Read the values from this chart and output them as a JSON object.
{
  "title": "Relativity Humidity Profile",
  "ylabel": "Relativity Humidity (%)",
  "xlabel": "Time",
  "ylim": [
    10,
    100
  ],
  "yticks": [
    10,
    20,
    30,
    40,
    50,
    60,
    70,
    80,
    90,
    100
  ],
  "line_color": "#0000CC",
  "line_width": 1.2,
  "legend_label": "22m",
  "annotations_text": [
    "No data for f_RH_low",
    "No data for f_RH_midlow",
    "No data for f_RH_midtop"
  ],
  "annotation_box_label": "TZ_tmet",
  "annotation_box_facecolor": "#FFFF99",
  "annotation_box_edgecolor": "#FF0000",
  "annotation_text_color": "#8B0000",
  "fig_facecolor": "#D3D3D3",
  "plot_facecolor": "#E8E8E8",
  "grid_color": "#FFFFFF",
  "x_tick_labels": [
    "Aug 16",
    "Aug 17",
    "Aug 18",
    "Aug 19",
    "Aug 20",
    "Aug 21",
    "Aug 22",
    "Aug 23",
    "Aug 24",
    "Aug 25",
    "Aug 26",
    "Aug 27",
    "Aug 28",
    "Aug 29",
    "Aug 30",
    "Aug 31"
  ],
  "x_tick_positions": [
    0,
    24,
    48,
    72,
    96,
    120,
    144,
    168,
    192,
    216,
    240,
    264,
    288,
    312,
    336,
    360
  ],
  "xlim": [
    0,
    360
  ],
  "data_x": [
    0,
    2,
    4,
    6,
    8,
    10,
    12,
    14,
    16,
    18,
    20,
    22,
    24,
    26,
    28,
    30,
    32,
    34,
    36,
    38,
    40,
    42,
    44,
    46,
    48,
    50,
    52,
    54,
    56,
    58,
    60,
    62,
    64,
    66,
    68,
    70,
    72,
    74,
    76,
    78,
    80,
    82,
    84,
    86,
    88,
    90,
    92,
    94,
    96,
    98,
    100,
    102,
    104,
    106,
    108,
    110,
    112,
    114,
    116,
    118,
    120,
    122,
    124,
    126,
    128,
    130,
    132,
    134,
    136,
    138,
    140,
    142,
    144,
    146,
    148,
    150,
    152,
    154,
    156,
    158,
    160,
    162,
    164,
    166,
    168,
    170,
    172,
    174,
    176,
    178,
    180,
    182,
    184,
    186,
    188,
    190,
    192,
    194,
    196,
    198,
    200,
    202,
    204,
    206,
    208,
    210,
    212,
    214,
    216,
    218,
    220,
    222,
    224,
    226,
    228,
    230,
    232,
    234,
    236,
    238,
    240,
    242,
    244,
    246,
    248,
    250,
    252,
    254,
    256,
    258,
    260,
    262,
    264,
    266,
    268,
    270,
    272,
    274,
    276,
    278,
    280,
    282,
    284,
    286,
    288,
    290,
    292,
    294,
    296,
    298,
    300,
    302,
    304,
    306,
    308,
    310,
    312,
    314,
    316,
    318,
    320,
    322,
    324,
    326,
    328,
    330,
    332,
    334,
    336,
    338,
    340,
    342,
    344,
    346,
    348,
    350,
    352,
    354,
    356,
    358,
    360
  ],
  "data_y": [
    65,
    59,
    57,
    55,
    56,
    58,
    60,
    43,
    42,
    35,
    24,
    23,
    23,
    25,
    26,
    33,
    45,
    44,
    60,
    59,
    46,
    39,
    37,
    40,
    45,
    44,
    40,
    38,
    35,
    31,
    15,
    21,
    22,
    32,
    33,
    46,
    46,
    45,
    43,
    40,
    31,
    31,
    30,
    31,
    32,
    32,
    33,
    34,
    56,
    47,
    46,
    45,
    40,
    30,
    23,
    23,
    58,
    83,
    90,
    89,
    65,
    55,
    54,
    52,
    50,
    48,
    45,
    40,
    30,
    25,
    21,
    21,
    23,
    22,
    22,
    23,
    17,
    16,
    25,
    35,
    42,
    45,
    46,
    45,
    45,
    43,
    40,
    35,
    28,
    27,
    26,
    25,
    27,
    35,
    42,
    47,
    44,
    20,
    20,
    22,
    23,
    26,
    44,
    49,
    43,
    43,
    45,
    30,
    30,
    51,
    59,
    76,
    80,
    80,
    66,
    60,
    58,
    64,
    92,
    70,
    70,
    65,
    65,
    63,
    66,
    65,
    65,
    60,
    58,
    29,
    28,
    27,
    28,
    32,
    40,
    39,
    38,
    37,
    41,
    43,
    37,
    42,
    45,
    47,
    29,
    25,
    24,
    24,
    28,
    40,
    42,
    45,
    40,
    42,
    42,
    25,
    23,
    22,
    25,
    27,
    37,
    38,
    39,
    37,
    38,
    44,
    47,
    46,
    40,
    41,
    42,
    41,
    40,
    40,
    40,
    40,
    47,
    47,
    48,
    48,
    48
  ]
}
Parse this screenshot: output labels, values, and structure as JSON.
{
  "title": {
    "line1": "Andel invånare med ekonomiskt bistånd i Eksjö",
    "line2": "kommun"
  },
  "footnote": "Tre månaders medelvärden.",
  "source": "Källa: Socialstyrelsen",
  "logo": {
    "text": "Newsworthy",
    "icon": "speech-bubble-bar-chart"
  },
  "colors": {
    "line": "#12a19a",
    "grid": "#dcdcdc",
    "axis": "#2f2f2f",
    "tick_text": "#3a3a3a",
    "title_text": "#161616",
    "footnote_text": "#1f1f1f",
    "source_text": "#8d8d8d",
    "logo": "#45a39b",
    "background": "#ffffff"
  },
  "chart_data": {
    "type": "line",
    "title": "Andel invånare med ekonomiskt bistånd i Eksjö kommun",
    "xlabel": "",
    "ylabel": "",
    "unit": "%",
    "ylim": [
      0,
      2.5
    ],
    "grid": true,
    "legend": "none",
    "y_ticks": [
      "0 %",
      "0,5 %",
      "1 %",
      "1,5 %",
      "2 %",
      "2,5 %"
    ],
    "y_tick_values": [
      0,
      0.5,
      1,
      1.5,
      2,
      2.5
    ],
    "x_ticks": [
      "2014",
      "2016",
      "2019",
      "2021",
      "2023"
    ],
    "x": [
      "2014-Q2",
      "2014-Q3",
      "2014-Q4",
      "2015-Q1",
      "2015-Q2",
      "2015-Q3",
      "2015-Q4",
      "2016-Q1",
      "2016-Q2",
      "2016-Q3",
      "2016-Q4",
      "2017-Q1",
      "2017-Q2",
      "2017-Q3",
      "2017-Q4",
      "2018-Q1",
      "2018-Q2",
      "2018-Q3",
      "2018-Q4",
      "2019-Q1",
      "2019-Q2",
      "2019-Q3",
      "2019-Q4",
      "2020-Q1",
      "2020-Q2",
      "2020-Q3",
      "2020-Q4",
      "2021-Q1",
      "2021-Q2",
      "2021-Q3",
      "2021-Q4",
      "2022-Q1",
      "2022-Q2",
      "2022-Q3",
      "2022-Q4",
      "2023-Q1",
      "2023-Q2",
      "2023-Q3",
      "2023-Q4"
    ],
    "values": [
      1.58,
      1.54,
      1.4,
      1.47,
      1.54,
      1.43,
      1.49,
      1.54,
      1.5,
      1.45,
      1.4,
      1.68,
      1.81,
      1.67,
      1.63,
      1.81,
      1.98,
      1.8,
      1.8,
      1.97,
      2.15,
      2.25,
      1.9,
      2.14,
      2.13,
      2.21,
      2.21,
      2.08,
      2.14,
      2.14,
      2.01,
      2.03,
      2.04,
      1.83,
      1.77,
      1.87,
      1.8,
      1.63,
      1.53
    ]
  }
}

════════

Reproduce the records above exactly as they appear.

#### EXERCISE ANSWER
Read the values from this chart and output them as a JSON object.
{
  "title": "Relativity Humidity Profile",
  "ylabel": "Relativity Humidity (%)",
  "xlabel": "Time",
  "ylim": [
    10,
    100
  ],
  "yticks": [
    10,
    20,
    30,
    40,
    50,
    60,
    70,
    80,
    90,
    100
  ],
  "line_color": "#0000CC",
  "line_width": 1.2,
  "legend_label": "22m",
  "annotations_text": [
    "No data for f_RH_low",
    "No data for f_RH_midlow",
    "No data for f_RH_midtop"
  ],
  "annotation_box_label": "TZ_tmet",
  "annotation_box_facecolor": "#FFFF99",
  "annotation_box_edgecolor": "#FF0000",
  "annotation_text_color": "#8B0000",
  "fig_facecolor": "#D3D3D3",
  "plot_facecolor": "#E8E8E8",
  "grid_color": "#FFFFFF",
  "x_tick_labels": [
    "Aug 16",
    "Aug 17",
    "Aug 18",
    "Aug 19",
    "Aug 20",
    "Aug 21",
    "Aug 22",
    "Aug 23",
    "Aug 24",
    "Aug 25",
    "Aug 26",
    "Aug 27",
    "Aug 28",
    "Aug 29",
    "Aug 30",
    "Aug 31"
  ],
  "x_tick_positions": [
    0,
    24,
    48,
    72,
    96,
    120,
    144,
    168,
    192,
    216,
    240,
    264,
    288,
    312,
    336,
    360
  ],
  "xlim": [
    0,
    360
  ],
  "data_x": [
    0,
    2,
    4,
    6,
    8,
    10,
    12,
    14,
    16,
    18,
    20,
    22,
    24,
    26,
    28,
    30,
    32,
    34,
    36,
    38,
    40,
    42,
    44,
    46,
    48,
    50,
    52,
    54,
    56,
    58,
    60,
    62,
    64,
    66,
    68,
    70,
    72,
    74,
    76,
    78,
    80,
    82,
    84,
    86,
    88,
    90,
    92,
    94,
    96,
    98,
    100,
    102,
    104,
    106,
    108,
    110,
    112,
    114,
    116,
    118,
    120,
    122,
    124,
    126,
    128,
    130,
    132,
    134,
    136,
    138,
    140,
    142,
    144,
    146,
    148,
    150,
    152,
    154,
    156,
    158,
    160,
    162,
    164,
    166,
    168,
    170,
    172,
    174,
    176,
    178,
    180,
    182,
    184,
    186,
    188,
    190,
    192,
    194,
    196,
    198,
    200,
    202,
    204,
    206,
    208,
    210,
    212,
    214,
    216,
    218,
    220,
    222,
    224,
    226,
    228,
    230,
    232,
    234,
    236,
    238,
    240,
    242,
    244,
    246,
    248,
    250,
    252,
    254,
    256,
    258,
    260,
    262,
    264,
    266,
    268,
    270,
    272,
    274,
    276,
    278,
    280,
    282,
    284,
    286,
    288,
    290,
    292,
    294,
    296,
    298,
    300,
    302,
    304,
    306,
    308,
    310,
    312,
    314,
    316,
    318,
    320,
    322,
    324,
    326,
    328,
    330,
    332,
    334,
    336,
    338,
    340,
    342,
    344,
    346,
    348,
    350,
    352,
    354,
    356,
    358,
    360
  ],
  "data_y": [
    65,
    59,
    57,
    55,
    56,
    58,
    60,
    43,
    42,
    35,
    24,
    23,
    23,
    25,
    26,
    33,
    45,
    44,
    60,
    59,
    46,
    39,
    37,
    40,
    45,
    44,
    40,
    38,
    35,
    31,
    15,
    21,
    22,
    32,
    33,
    46,
    46,
    45,
    43,
    40,
    31,
    31,
    30,
    31,
    32,
    32,
    33,
    34,
    56,
    47,
    46,
    45,
    40,
    30,
    23,
    23,
    58,
    83,
    90,
    89,
    65,
    55,
    54,
    52,
    50,
    48,
    45,
    40,
    30,
    25,
    21,
    21,
    23,
    22,
    22,
    23,
    17,
    16,
    25,
    35,
    42,
    45,
    46,
    45,
    45,
    43,
    40,
    35,
    28,
    27,
    26,
    25,
    27,
    35,
    42,
    47,
    44,
    20,
    20,
    22,
    23,
    26,
    44,
    49,
    43,
    43,
    45,
    30,
    30,
    51,
    59,
    76,
    80,
    80,
    66,
    60,
    58,
    64,
    92,
    70,
    70,
    65,
    65,
    63,
    66,
    65,
    65,
    60,
    58,
    29,
    28,
    27,
    28,
    32,
    40,
    39,
    38,
    37,
    41,
    43,
    37,
    42,
    45,
    47,
    29,
    25,
    24,
    24,
    28,
    40,
    42,
    45,
    40,
    42,
    42,
    25,
    23,
    22,
    25,
    27,
    37,
    38,
    39,
    37,
    38,
    44,
    47,
    46,
    40,
    41,
    42,
    41,
    40,
    40,
    40,
    40,
    47,
    47,
    48,
    48,
    48
  ]
}
Parse this screenshot: output labels, values, and structure as JSON.
{
  "title": {
    "line1": "Andel invånare med ekonomiskt bistånd i Eksjö",
    "line2": "kommun"
  },
  "footnote": "Tre månaders medelvärden.",
  "source": "Källa: Socialstyrelsen",
  "logo": {
    "text": "Newsworthy",
    "icon": "speech-bubble-bar-chart"
  },
  "colors": {
    "line": "#12a19a",
    "grid": "#dcdcdc",
    "axis": "#2f2f2f",
    "tick_text": "#3a3a3a",
    "title_text": "#161616",
    "footnote_text": "#1f1f1f",
    "source_text": "#8d8d8d",
    "logo": "#45a39b",
    "background": "#ffffff"
  },
  "chart_data": {
    "type": "line",
    "title": "Andel invånare med ekonomiskt bistånd i Eksjö kommun",
    "xlabel": "",
    "ylabel": "",
    "unit": "%",
    "ylim": [
      0,
      2.5
    ],
    "grid": true,
    "legend": "none",
    "y_ticks": [
      "0 %",
      "0,5 %",
      "1 %",
      "1,5 %",
      "2 %",
      "2,5 %"
    ],
    "y_tick_values": [
      0,
      0.5,
      1,
      1.5,
      2,
      2.5
    ],
    "x_ticks": [
      "2014",
      "2016",
      "2019",
      "2021",
      "2023"
    ],
    "x": [
      "2014-Q2",
      "2014-Q3",
      "2014-Q4",
      "2015-Q1",
      "2015-Q2",
      "2015-Q3",
      "2015-Q4",
      "2016-Q1",
      "2016-Q2",
      "2016-Q3",
      "2016-Q4",
      "2017-Q1",
      "2017-Q2",
      "2017-Q3",
      "2017-Q4",
      "2018-Q1",
      "2018-Q2",
      "2018-Q3",
      "2018-Q4",
      "2019-Q1",
      "2019-Q2",
      "2019-Q3",
      "2019-Q4",
      "2020-Q1",
      "2020-Q2",
      "2020-Q3",
      "2020-Q4",
      "2021-Q1",
      "2021-Q2",
      "2021-Q3",
      "2021-Q4",
      "2022-Q1",
      "2022-Q2",
      "2022-Q3",
      "2022-Q4",
      "2023-Q1",
      "2023-Q2",
      "2023-Q3",
      "2023-Q4"
    ],
    "values": [
      1.58,
      1.54,
      1.4,
      1.47,
      1.54,
      1.43,
      1.49,
      1.54,
      1.5,
      1.45,
      1.4,
      1.68,
      1.81,
      1.67,
      1.63,
      1.81,
      1.98,
      1.8,
      1.8,
      1.97,
      2.15,
      2.25,
      1.9,
      2.14,
      2.13,
      2.21,
      2.21,
      2.08,
      2.14,
      2.14,
      2.01,
      2.03,
      2.04,
      1.83,
      1.77,
      1.87,
      1.8,
      1.63,
      1.53
    ]
  }
}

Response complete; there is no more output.